The records below must be retyped exactly.

[Stored data]
======
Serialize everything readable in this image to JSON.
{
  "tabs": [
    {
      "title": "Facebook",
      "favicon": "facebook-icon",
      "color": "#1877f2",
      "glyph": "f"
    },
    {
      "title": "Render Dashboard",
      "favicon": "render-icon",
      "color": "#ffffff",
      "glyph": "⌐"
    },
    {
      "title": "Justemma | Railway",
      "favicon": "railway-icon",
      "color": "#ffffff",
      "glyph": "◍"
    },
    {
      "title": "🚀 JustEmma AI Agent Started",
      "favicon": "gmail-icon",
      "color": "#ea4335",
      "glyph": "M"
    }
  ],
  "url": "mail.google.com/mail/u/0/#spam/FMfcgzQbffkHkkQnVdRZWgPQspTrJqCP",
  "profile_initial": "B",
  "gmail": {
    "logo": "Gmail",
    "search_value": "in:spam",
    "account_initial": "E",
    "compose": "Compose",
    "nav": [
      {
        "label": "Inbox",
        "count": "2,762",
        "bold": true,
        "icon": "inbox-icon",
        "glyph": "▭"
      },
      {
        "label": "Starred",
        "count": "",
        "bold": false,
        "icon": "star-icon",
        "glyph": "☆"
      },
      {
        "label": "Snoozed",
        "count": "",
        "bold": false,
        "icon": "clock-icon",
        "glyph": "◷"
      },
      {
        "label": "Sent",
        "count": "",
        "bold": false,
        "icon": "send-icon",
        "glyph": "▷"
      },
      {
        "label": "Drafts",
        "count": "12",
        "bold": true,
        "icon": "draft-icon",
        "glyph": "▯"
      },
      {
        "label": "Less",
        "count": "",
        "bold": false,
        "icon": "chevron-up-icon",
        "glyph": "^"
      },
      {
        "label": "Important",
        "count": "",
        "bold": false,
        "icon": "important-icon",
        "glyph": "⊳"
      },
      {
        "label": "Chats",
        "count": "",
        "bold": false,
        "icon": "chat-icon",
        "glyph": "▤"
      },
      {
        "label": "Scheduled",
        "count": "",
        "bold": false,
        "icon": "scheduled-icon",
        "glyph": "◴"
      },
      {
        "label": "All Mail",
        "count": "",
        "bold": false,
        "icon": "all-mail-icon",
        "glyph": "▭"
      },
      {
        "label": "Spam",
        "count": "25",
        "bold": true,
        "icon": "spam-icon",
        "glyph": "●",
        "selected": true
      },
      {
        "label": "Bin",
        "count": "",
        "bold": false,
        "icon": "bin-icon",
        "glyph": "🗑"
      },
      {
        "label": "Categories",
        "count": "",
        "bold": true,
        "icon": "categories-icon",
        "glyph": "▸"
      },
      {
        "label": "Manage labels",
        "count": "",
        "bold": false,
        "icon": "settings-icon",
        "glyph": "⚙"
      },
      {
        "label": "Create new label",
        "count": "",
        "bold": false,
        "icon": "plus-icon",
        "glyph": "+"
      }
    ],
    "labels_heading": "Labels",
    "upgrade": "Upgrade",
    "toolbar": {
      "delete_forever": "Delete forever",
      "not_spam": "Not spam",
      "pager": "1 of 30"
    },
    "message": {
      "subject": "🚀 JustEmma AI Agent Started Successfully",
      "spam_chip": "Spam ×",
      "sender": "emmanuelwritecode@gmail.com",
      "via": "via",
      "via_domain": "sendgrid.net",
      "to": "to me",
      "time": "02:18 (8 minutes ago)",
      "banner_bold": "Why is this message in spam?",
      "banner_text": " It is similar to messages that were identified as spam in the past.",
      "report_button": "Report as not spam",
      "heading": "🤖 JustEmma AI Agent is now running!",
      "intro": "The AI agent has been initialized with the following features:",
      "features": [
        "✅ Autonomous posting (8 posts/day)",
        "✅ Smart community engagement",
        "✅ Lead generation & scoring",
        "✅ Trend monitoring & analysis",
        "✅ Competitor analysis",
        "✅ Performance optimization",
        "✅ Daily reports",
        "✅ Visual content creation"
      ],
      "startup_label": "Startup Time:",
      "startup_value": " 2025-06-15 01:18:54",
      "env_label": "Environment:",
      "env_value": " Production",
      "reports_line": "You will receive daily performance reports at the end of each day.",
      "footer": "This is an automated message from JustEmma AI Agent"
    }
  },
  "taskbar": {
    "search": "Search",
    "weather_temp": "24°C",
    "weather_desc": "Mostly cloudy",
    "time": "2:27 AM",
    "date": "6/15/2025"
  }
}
======
WRITTEN REPLY:
Serialize everything readable in this image to JSON.
{
  "tabs": [
    {
      "title": "Facebook",
      "favicon": "facebook-icon",
      "color": "#1877f2",
      "glyph": "f"
    },
    {
      "title": "Render Dashboard",
      "favicon": "render-icon",
      "color": "#ffffff",
      "glyph": "⌐"
    },
    {
      "title": "Justemma | Railway",
      "favicon": "railway-icon",
      "color": "#ffffff",
      "glyph": "◍"
    },
    {
      "title": "🚀 JustEmma AI Agent Started",
      "favicon": "gmail-icon",
      "color": "#ea4335",
      "glyph": "M"
    }
  ],
  "url": "mail.google.com/mail/u/0/#spam/FMfcgzQbffkHkkQnVdRZWgPQspTrJqCP",
  "profile_initial": "B",
  "gmail": {
    "logo": "Gmail",
    "search_value": "in:spam",
    "account_initial": "E",
    "compose": "Compose",
    "nav": [
      {
        "label": "Inbox",
        "count": "2,762",
        "bold": true,
        "icon": "inbox-icon",
        "glyph": "▭"
      },
      {
        "label": "Starred",
        "count": "",
        "bold": false,
        "icon": "star-icon",
        "glyph": "☆"
      },
      {
        "label": "Snoozed",
        "count": "",
        "bold": false,
        "icon": "clock-icon",
        "glyph": "◷"
      },
      {
        "label": "Sent",
        "count": "",
        "bold": false,
        "icon": "send-icon",
        "glyph": "▷"
      },
      {
        "label": "Drafts",
        "count": "12",
        "bold": true,
        "icon": "draft-icon",
        "glyph": "▯"
      },
      {
        "label": "Less",
        "count": "",
        "bold": false,
        "icon": "chevron-up-icon",
        "glyph": "^"
      },
      {
        "label": "Important",
        "count": "",
        "bold": false,
        "icon": "important-icon",
        "glyph": "⊳"
      },
      {
        "label": "Chats",
        "count": "",
        "bold": false,
        "icon": "chat-icon",
        "glyph": "▤"
      },
      {
        "label": "Scheduled",
        "count": "",
        "bold": false,
        "icon": "scheduled-icon",
        "glyph": "◴"
      },
      {
        "label": "All Mail",
        "count": "",
        "bold": false,
        "icon": "all-mail-icon",
        "glyph": "▭"
      },
      {
        "label": "Spam",
        "count": "25",
        "bold": true,
        "icon": "spam-icon",
        "glyph": "●",
        "selected": true
      },
      {
        "label": "Bin",
        "count": "",
        "bold": false,
        "icon": "bin-icon",
        "glyph": "🗑"
      },
      {
        "label": "Categories",
        "count": "",
        "bold": true,
        "icon": "categories-icon",
        "glyph": "▸"
      },
      {
        "label": "Manage labels",
        "count": "",
        "bold": false,
        "icon": "settings-icon",
        "glyph": "⚙"
      },
      {
        "label": "Create new label",
        "count": "",
        "bold": false,
        "icon": "plus-icon",
        "glyph": "+"
      }
    ],
    "labels_heading": "Labels",
    "upgrade": "Upgrade",
    "toolbar": {
      "delete_forever": "Delete forever",
      "not_spam": "Not spam",
      "pager": "1 of 30"
    },
    "message": {
      "subject": "🚀 JustEmma AI Agent Started Successfully",
      "spam_chip": "Spam ×",
      "sender": "emmanuelwritecode@gmail.com",
      "via": "via",
      "via_domain": "sendgrid.net",
      "to": "to me",
      "time": "02:18 (8 minutes ago)",
      "banner_bold": "Why is this message in spam?",
      "banner_text": " It is similar to messages that were identified as spam in the past.",
      "report_button": "Report as not spam",
      "heading": "🤖 JustEmma AI Agent is now running!",
      "intro": "The AI agent has been initialized with the following features:",
      "features": [
        "✅ Autonomous posting (8 posts/day)",
        "✅ Smart community engagement",
        "✅ Lead generation & scoring",
        "✅ Trend monitoring & analysis",
        "✅ Competitor analysis",
        "✅ Performance optimization",
        "✅ Daily reports",
        "✅ Visual content creation"
      ],
      "startup_label": "Startup Time:",
      "startup_value": " 2025-06-15 01:18:54",
      "env_label": "Environment:",
      "env_value": " Production",
      "reports_line": "You will receive daily performance reports at the end of each day.",
      "footer": "This is an automated message from JustEmma AI Agent"
    }
  },
  "taskbar": {
    "search": "Search",
    "weather_temp": "24°C",
    "weather_desc": "Mostly cloudy",
    "time": "2:27 AM",
    "date": "6/15/2025"
  }
}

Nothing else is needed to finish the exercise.